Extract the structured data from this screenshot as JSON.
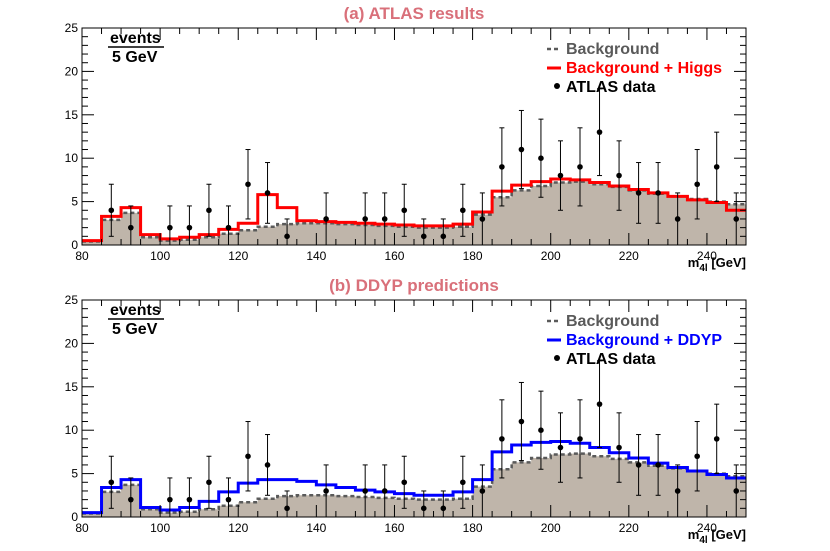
{
  "chart_data": [
    {
      "type": "histogram",
      "title": "(a) ATLAS results",
      "xlabel": "m",
      "xlabel_sub": "4l",
      "xlabel_unit": "[GeV]",
      "ylabel_top": "events",
      "ylabel_bottom": "5 GeV",
      "xlim": [
        80,
        250
      ],
      "ylim": [
        0,
        25
      ],
      "x_ticks": [
        80,
        100,
        120,
        140,
        160,
        180,
        200,
        220,
        240
      ],
      "y_ticks": [
        0,
        5,
        10,
        15,
        20,
        25
      ],
      "bin_edges": [
        80,
        85,
        90,
        95,
        100,
        105,
        110,
        115,
        120,
        125,
        130,
        135,
        140,
        145,
        150,
        155,
        160,
        165,
        170,
        175,
        180,
        185,
        190,
        195,
        200,
        205,
        210,
        215,
        220,
        225,
        230,
        235,
        240,
        245,
        250
      ],
      "series": [
        {
          "name": "Background",
          "style": "dashed-filled",
          "color": "#5a5a5a",
          "fill": "#bfb5aa",
          "values": [
            0.4,
            2.9,
            3.7,
            0.9,
            0.5,
            0.6,
            0.9,
            1.3,
            1.7,
            2.1,
            2.4,
            2.5,
            2.5,
            2.4,
            2.3,
            2.2,
            2.1,
            2.0,
            2.0,
            2.1,
            3.5,
            5.5,
            6.3,
            6.8,
            7.2,
            7.3,
            7.0,
            6.7,
            6.3,
            5.9,
            5.6,
            5.3,
            5.0,
            4.7
          ]
        },
        {
          "name": "Background + Higgs",
          "style": "solid",
          "color": "#ff0000",
          "values": [
            0.5,
            3.3,
            4.3,
            1.2,
            0.7,
            0.9,
            1.2,
            1.8,
            2.5,
            5.8,
            4.3,
            2.8,
            2.7,
            2.6,
            2.5,
            2.4,
            2.3,
            2.2,
            2.2,
            2.4,
            3.8,
            6.2,
            6.9,
            7.3,
            7.6,
            7.5,
            7.2,
            6.8,
            6.4,
            6.0,
            5.6,
            5.2,
            4.9,
            4.0
          ]
        }
      ],
      "data_points": {
        "name": "ATLAS data",
        "x": [
          87.5,
          92.5,
          102.5,
          107.5,
          112.5,
          117.5,
          122.5,
          127.5,
          132.5,
          142.5,
          152.5,
          157.5,
          162.5,
          167.5,
          172.5,
          177.5,
          182.5,
          187.5,
          192.5,
          197.5,
          202.5,
          207.5,
          212.5,
          217.5,
          222.5,
          227.5,
          232.5,
          237.5,
          242.5,
          247.5
        ],
        "y": [
          4,
          2,
          2,
          2,
          4,
          2,
          7,
          6,
          1,
          3,
          3,
          3,
          4,
          1,
          1,
          4,
          3,
          9,
          11,
          10,
          8,
          9,
          13,
          8,
          6,
          6,
          3,
          7,
          9,
          3
        ],
        "err": [
          3,
          2.5,
          2.5,
          2.5,
          3,
          2.5,
          4,
          3.5,
          2,
          3,
          3,
          3,
          3,
          2,
          2,
          3,
          3,
          4.5,
          4.5,
          4.5,
          4,
          4.5,
          5,
          4,
          3.5,
          3.5,
          3,
          4,
          4,
          3
        ]
      },
      "legend": {
        "position": "top-right",
        "entries": [
          "Background",
          "Background + Higgs",
          "ATLAS data"
        ]
      }
    },
    {
      "type": "histogram",
      "title": "(b) DDYP predictions",
      "xlabel": "m",
      "xlabel_sub": "4l",
      "xlabel_unit": "[GeV]",
      "ylabel_top": "events",
      "ylabel_bottom": "5 GeV",
      "xlim": [
        80,
        250
      ],
      "ylim": [
        0,
        25
      ],
      "x_ticks": [
        80,
        100,
        120,
        140,
        160,
        180,
        200,
        220,
        240
      ],
      "y_ticks": [
        0,
        5,
        10,
        15,
        20,
        25
      ],
      "bin_edges": [
        80,
        85,
        90,
        95,
        100,
        105,
        110,
        115,
        120,
        125,
        130,
        135,
        140,
        145,
        150,
        155,
        160,
        165,
        170,
        175,
        180,
        185,
        190,
        195,
        200,
        205,
        210,
        215,
        220,
        225,
        230,
        235,
        240,
        245,
        250
      ],
      "series": [
        {
          "name": "Background",
          "style": "dashed-filled",
          "color": "#5a5a5a",
          "fill": "#bfb5aa",
          "values": [
            0.4,
            2.9,
            3.7,
            0.9,
            0.5,
            0.6,
            0.9,
            1.3,
            1.7,
            2.1,
            2.4,
            2.5,
            2.5,
            2.4,
            2.3,
            2.2,
            2.1,
            2.0,
            2.0,
            2.1,
            3.5,
            5.5,
            6.3,
            6.8,
            7.2,
            7.3,
            7.0,
            6.7,
            6.3,
            5.9,
            5.6,
            5.3,
            5.0,
            4.7
          ]
        },
        {
          "name": "Background + DDYP",
          "style": "solid",
          "color": "#0000ff",
          "values": [
            0.5,
            3.4,
            4.3,
            1.1,
            0.8,
            1.1,
            1.8,
            2.9,
            3.9,
            4.3,
            4.3,
            4.1,
            3.7,
            3.4,
            3.1,
            2.9,
            2.7,
            2.5,
            2.5,
            2.9,
            4.3,
            7.5,
            8.3,
            8.6,
            8.7,
            8.5,
            8.0,
            7.4,
            6.8,
            6.2,
            5.7,
            5.3,
            4.9,
            4.5
          ]
        }
      ],
      "data_points": {
        "name": "ATLAS data",
        "x": [
          87.5,
          92.5,
          102.5,
          107.5,
          112.5,
          117.5,
          122.5,
          127.5,
          132.5,
          142.5,
          152.5,
          157.5,
          162.5,
          167.5,
          172.5,
          177.5,
          182.5,
          187.5,
          192.5,
          197.5,
          202.5,
          207.5,
          212.5,
          217.5,
          222.5,
          227.5,
          232.5,
          237.5,
          242.5,
          247.5
        ],
        "y": [
          4,
          2,
          2,
          2,
          4,
          2,
          7,
          6,
          1,
          3,
          3,
          3,
          4,
          1,
          1,
          4,
          3,
          9,
          11,
          10,
          8,
          9,
          13,
          8,
          6,
          6,
          3,
          7,
          9,
          3
        ],
        "err": [
          3,
          2.5,
          2.5,
          2.5,
          3,
          2.5,
          4,
          3.5,
          2,
          3,
          3,
          3,
          3,
          2,
          2,
          3,
          3,
          4.5,
          4.5,
          4.5,
          4,
          4.5,
          5,
          4,
          3.5,
          3.5,
          3,
          4,
          4,
          3
        ]
      },
      "legend": {
        "position": "top-right",
        "entries": [
          "Background",
          "Background + DDYP",
          "ATLAS data"
        ]
      }
    }
  ]
}
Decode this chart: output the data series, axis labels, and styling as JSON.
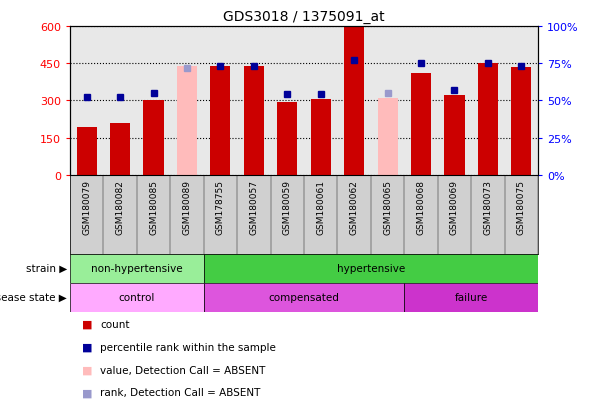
• • • • • • •
Quote the material exactly. Pictures stay out.

> [Full response]
Extract the structured data from this screenshot as JSON.
{
  "chart_data": [
    {
      "type": "histogram",
      "title": "(a) ATLAS results",
      "xlabel": "m",
      "xlabel_sub": "4l",
      "xlabel_unit": "[GeV]",
      "ylabel_top": "events",
      "ylabel_bottom": "5 GeV",
      "xlim": [
        80,
        250
      ],
      "ylim": [
        0,
        25
      ],
      "x_ticks": [
        80,
        100,
        120,
        140,
        160,
        180,
        200,
        220,
        240
      ],
      "y_ticks": [
        0,
        5,
        10,
        15,
        20,
        25
      ],
      "bin_edges": [
        80,
        85,
        90,
        95,
        100,
        105,
        110,
        115,
        120,
        125,
        130,
        135,
        140,
        145,
        150,
        155,
        160,
        165,
        170,
        175,
        180,
        185,
        190,
        195,
        200,
        205,
        210,
        215,
        220,
        225,
        230,
        235,
        240,
        245,
        250
      ],
      "series": [
        {
          "name": "Background",
          "style": "dashed-filled",
          "color": "#5a5a5a",
          "fill": "#bfb5aa",
          "values": [
            0.4,
            2.9,
            3.7,
            0.9,
            0.5,
            0.6,
            0.9,
            1.3,
            1.7,
            2.1,
            2.4,
            2.5,
            2.5,
            2.4,
            2.3,
            2.2,
            2.1,
            2.0,
            2.0,
            2.1,
            3.5,
            5.5,
            6.3,
            6.8,
            7.2,
            7.3,
            7.0,
            6.7,
            6.3,
            5.9,
            5.6,
            5.3,
            5.0,
            4.7
          ]
        },
        {
          "name": "Background + Higgs",
          "style": "solid",
          "color": "#ff0000",
          "values": [
            0.5,
            3.3,
            4.3,
            1.2,
            0.7,
            0.9,
            1.2,
            1.8,
            2.5,
            5.8,
            4.3,
            2.8,
            2.7,
            2.6,
            2.5,
            2.4,
            2.3,
            2.2,
            2.2,
            2.4,
            3.8,
            6.2,
            6.9,
            7.3,
            7.6,
            7.5,
            7.2,
            6.8,
            6.4,
            6.0,
            5.6,
            5.2,
            4.9,
            4.0
          ]
        }
      ],
      "data_points": {
        "name": "ATLAS data",
        "x": [
          87.5,
          92.5,
          102.5,
          107.5,
          112.5,
          117.5,
          122.5,
          127.5,
          132.5,
          142.5,
          152.5,
          157.5,
          162.5,
          167.5,
          172.5,
          177.5,
          182.5,
          187.5,
          192.5,
          197.5,
          202.5,
          207.5,
          212.5,
          217.5,
          222.5,
          227.5,
          232.5,
          237.5,
          242.5,
          247.5
        ],
        "y": [
          4,
          2,
          2,
          2,
          4,
          2,
          7,
          6,
          1,
          3,
          3,
          3,
          4,
          1,
          1,
          4,
          3,
          9,
          11,
          10,
          8,
          9,
          13,
          8,
          6,
          6,
          3,
          7,
          9,
          3
        ],
        "err": [
          3,
          2.5,
          2.5,
          2.5,
          3,
          2.5,
          4,
          3.5,
          2,
          3,
          3,
          3,
          3,
          2,
          2,
          3,
          3,
          4.5,
          4.5,
          4.5,
          4,
          4.5,
          5,
          4,
          3.5,
          3.5,
          3,
          4,
          4,
          3
        ]
      },
      "legend": {
        "position": "top-right",
        "entries": [
          "Background",
          "Background + Higgs",
          "ATLAS data"
        ]
      }
    },
    {
      "type": "histogram",
      "title": "(b) DDYP predictions",
      "xlabel": "m",
      "xlabel_sub": "4l",
      "xlabel_unit": "[GeV]",
      "ylabel_top": "events",
      "ylabel_bottom": "5 GeV",
      "xlim": [
        80,
        250
      ],
      "ylim": [
        0,
        25
      ],
      "x_ticks": [
        80,
        100,
        120,
        140,
        160,
        180,
        200,
        220,
        240
      ],
      "y_ticks": [
        0,
        5,
        10,
        15,
        20,
        25
      ],
      "bin_edges": [
        80,
        85,
        90,
        95,
        100,
        105,
        110,
        115,
        120,
        125,
        130,
        135,
        140,
        145,
        150,
        155,
        160,
        165,
        170,
        175,
        180,
        185,
        190,
        195,
        200,
        205,
        210,
        215,
        220,
        225,
        230,
        235,
        240,
        245,
        250
      ],
      "series": [
        {
          "name": "Background",
          "style": "dashed-filled",
          "color": "#5a5a5a",
          "fill": "#bfb5aa",
          "values": [
            0.4,
            2.9,
            3.7,
            0.9,
            0.5,
            0.6,
            0.9,
            1.3,
            1.7,
            2.1,
            2.4,
            2.5,
            2.5,
            2.4,
            2.3,
            2.2,
            2.1,
            2.0,
            2.0,
            2.1,
            3.5,
            5.5,
            6.3,
            6.8,
            7.2,
            7.3,
            7.0,
            6.7,
            6.3,
            5.9,
            5.6,
            5.3,
            5.0,
            4.7
          ]
        },
        {
          "name": "Background + DDYP",
          "style": "solid",
          "color": "#0000ff",
          "values": [
            0.5,
            3.4,
            4.3,
            1.1,
            0.8,
            1.1,
            1.8,
            2.9,
            3.9,
            4.3,
            4.3,
            4.1,
            3.7,
            3.4,
            3.1,
            2.9,
            2.7,
            2.5,
            2.5,
            2.9,
            4.3,
            7.5,
            8.3,
            8.6,
            8.7,
            8.5,
            8.0,
            7.4,
            6.8,
            6.2,
            5.7,
            5.3,
            4.9,
            4.5
          ]
        }
      ],
      "data_points": {
        "name": "ATLAS data",
        "x": [
          87.5,
          92.5,
          102.5,
          107.5,
          112.5,
          117.5,
          122.5,
          127.5,
          132.5,
          142.5,
          152.5,
          157.5,
          162.5,
          167.5,
          172.5,
          177.5,
          182.5,
          187.5,
          192.5,
          197.5,
          202.5,
          207.5,
          212.5,
          217.5,
          222.5,
          227.5,
          232.5,
          237.5,
          242.5,
          247.5
        ],
        "y": [
          4,
          2,
          2,
          2,
          4,
          2,
          7,
          6,
          1,
          3,
          3,
          3,
          4,
          1,
          1,
          4,
          3,
          9,
          11,
          10,
          8,
          9,
          13,
          8,
          6,
          6,
          3,
          7,
          9,
          3
        ],
        "err": [
          3,
          2.5,
          2.5,
          2.5,
          3,
          2.5,
          4,
          3.5,
          2,
          3,
          3,
          3,
          3,
          2,
          2,
          3,
          3,
          4.5,
          4.5,
          4.5,
          4,
          4.5,
          5,
          4,
          3.5,
          3.5,
          3,
          4,
          4,
          3
        ]
      },
      "legend": {
        "position": "top-right",
        "entries": [
          "Background",
          "Background + DDYP",
          "ATLAS data"
        ]
      }
    }
  ]
}
Decode this chart: output the data series, axis labels, and styling as JSON.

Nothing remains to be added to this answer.